Scan the entries below for the word "ответственности". Copy each line that has it.

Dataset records
******************************

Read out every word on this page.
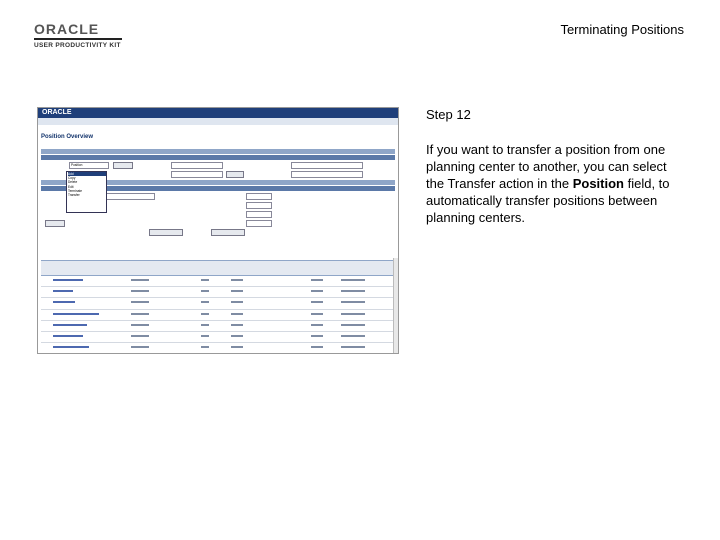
ORACLE
USER PRODUCTIVITY KIT
Terminating Positions
ORACLE
Position Overview
Position
Add
Copy
Delete
Edit
Terminate
Transfer
Step 12
If you want to transfer a position from one planning center to another, you can select the Transfer action in the Position field, to automatically transfer positions between planning centers.
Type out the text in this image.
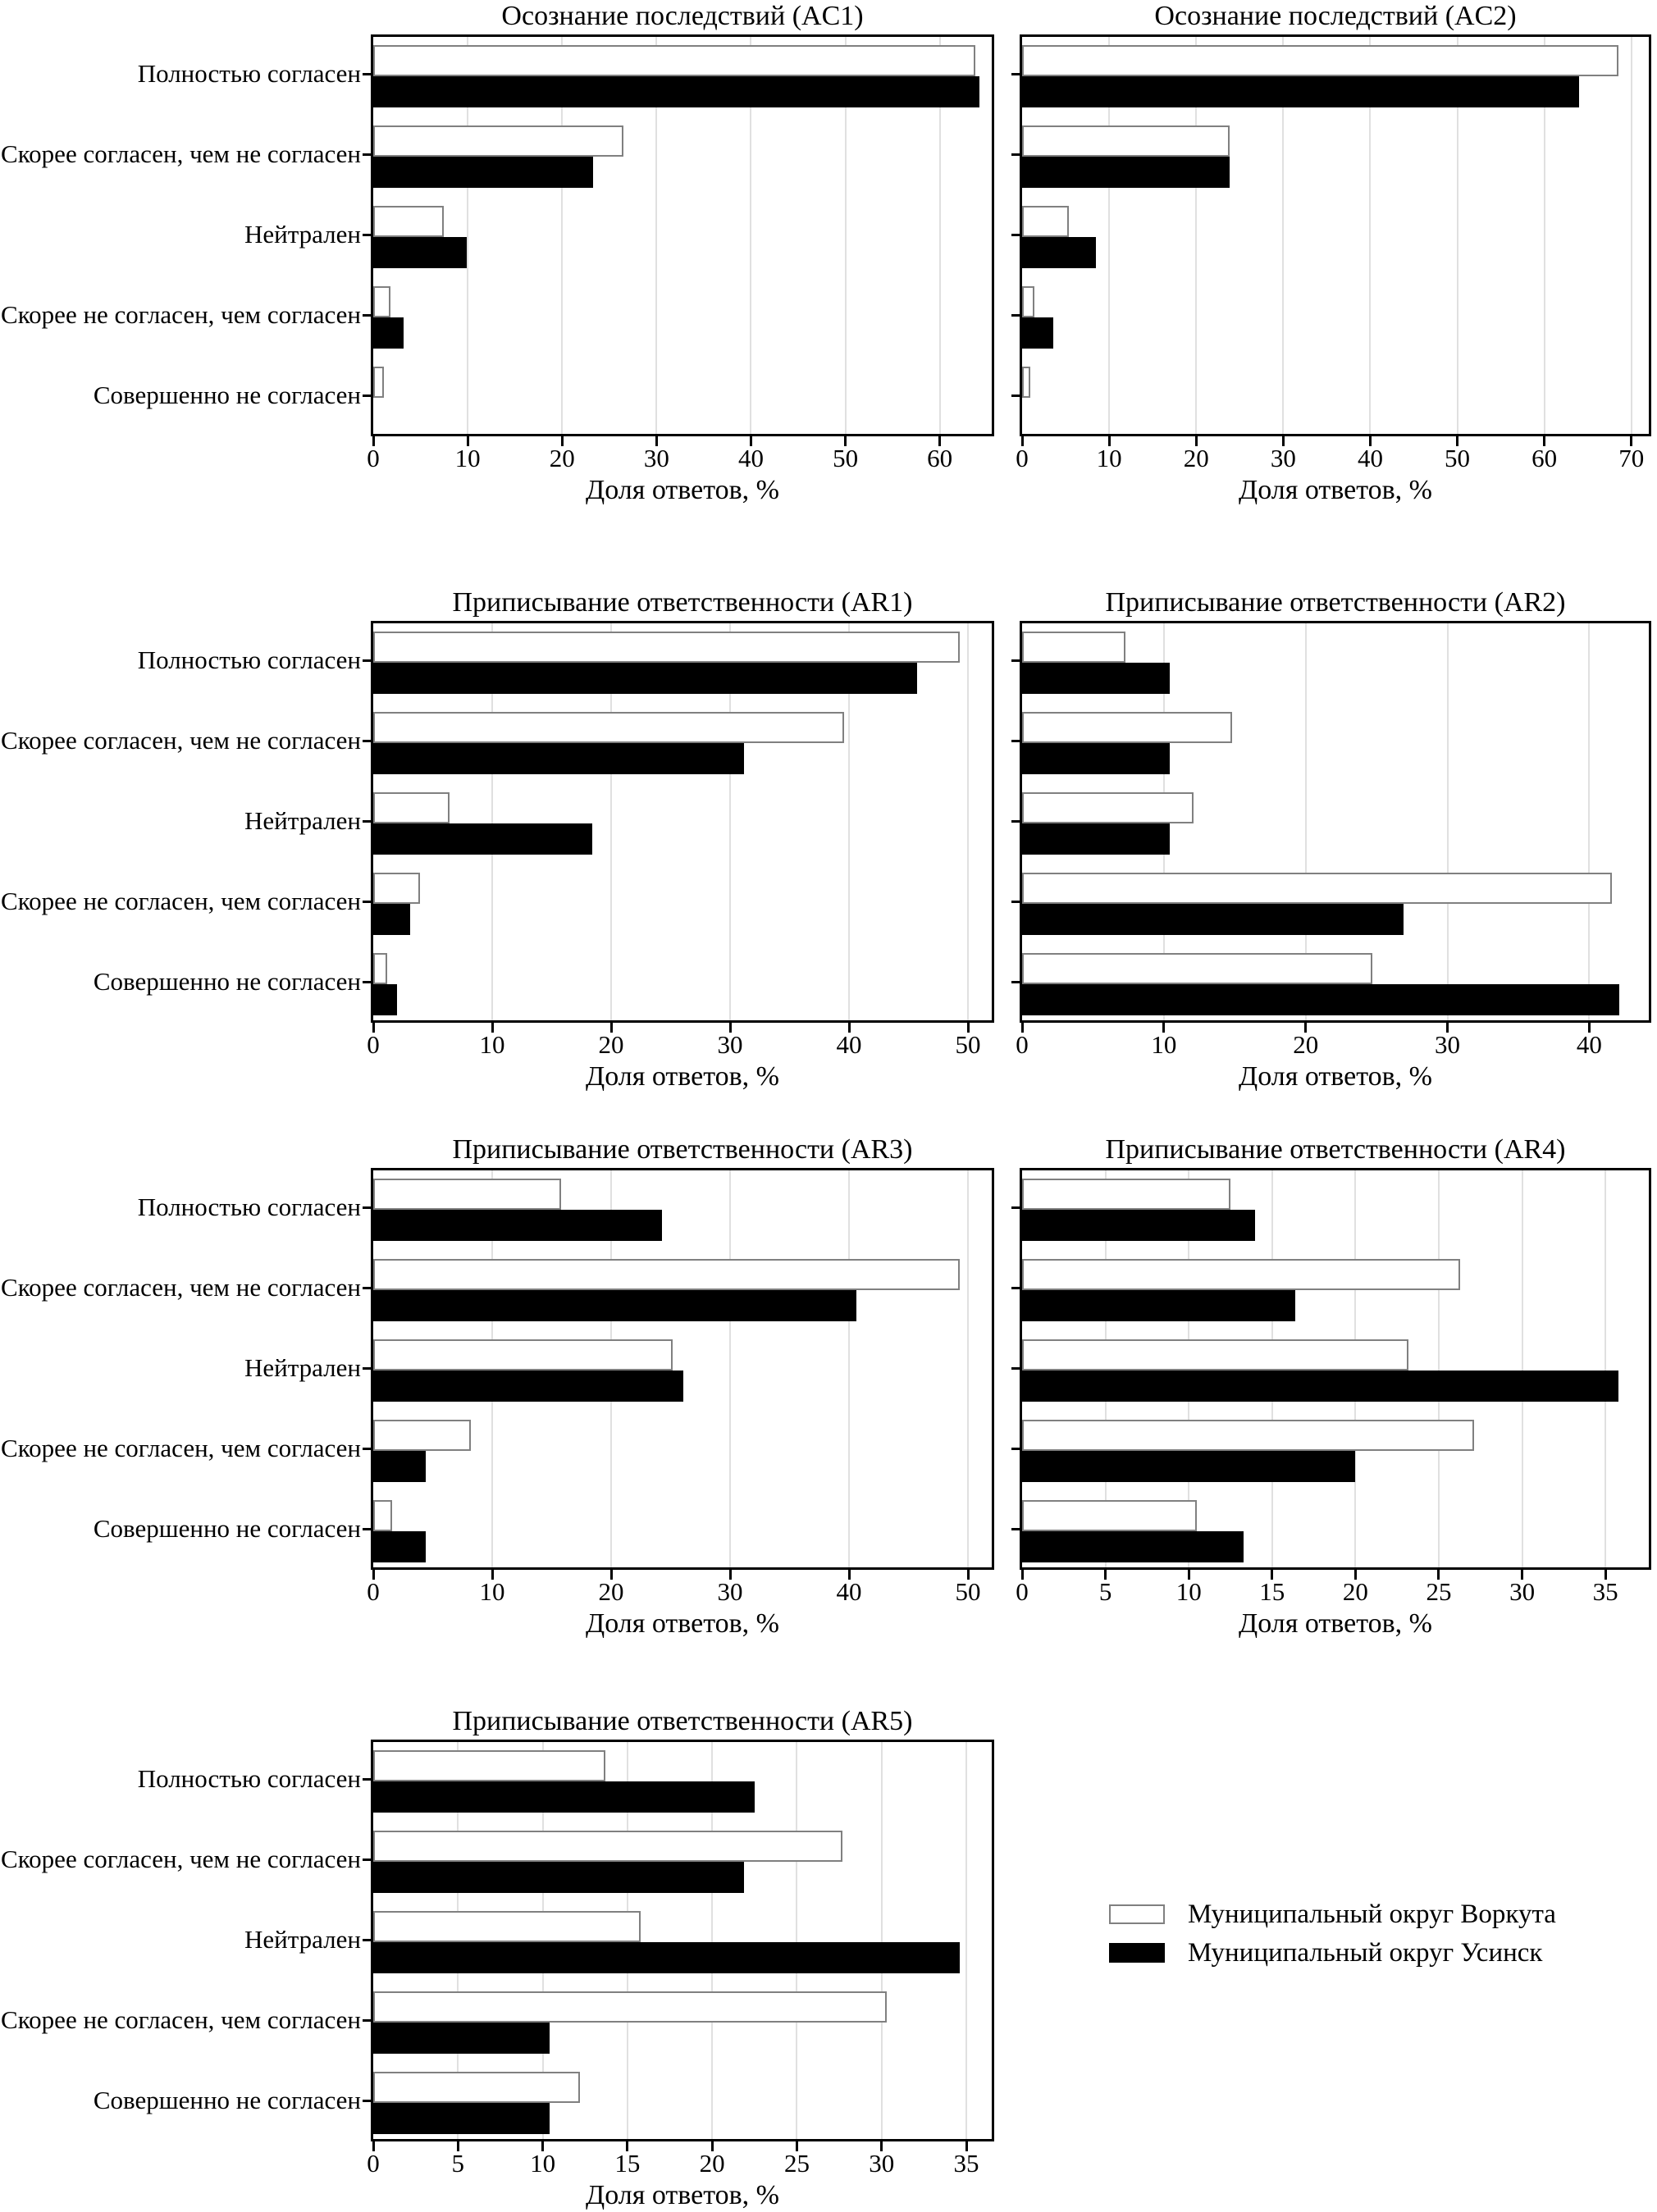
Осознание последствий (AC1)
Полностью согласен
Скорее согласен, чем не согласен
Нейтрален
Скорее не согласен, чем согласен
Совершенно не согласен
0	10	20	30	40	50	60
Доля ответов, %
Осознание последствий (AC2)
0	10	20	30	40	50	60	70
Доля ответов, %
Приписывание ответственности (AR1)
Полностью согласен
Скорее согласен, чем не согласен
Нейтрален
Скорее не согласен, чем согласен
Совершенно не согласен
0	10	20	30	40	50
Доля ответов, %
Приписывание ответственности (AR2)
0	10	20	30	40
Доля ответов, %
Приписывание ответственности (AR3)
Полностью согласен
Скорее согласен, чем не согласен
Нейтрален
Скорее не согласен, чем согласен
Совершенно не согласен
0	10	20	30	40	50
Доля ответов, %
Приписывание ответственности (AR4)
0	5	10	15	20	25	30	35
Доля ответов, %
Приписывание ответственности (AR5)
Полностью согласен
Скорее согласен, чем не согласен
Нейтрален
Скорее не согласен, чем согласен
Совершенно не согласен
0	5	10	15	20	25	30	35
Доля ответов, %
Муниципальный округ Воркута
Муниципальный округ Усинск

******************************

### FULL SOLUTION
Приписывание ответственности (AR1)
Приписывание ответственности (AR2)
Приписывание ответственности (AR3)
Приписывание ответственности (AR4)
Приписывание ответственности (AR5)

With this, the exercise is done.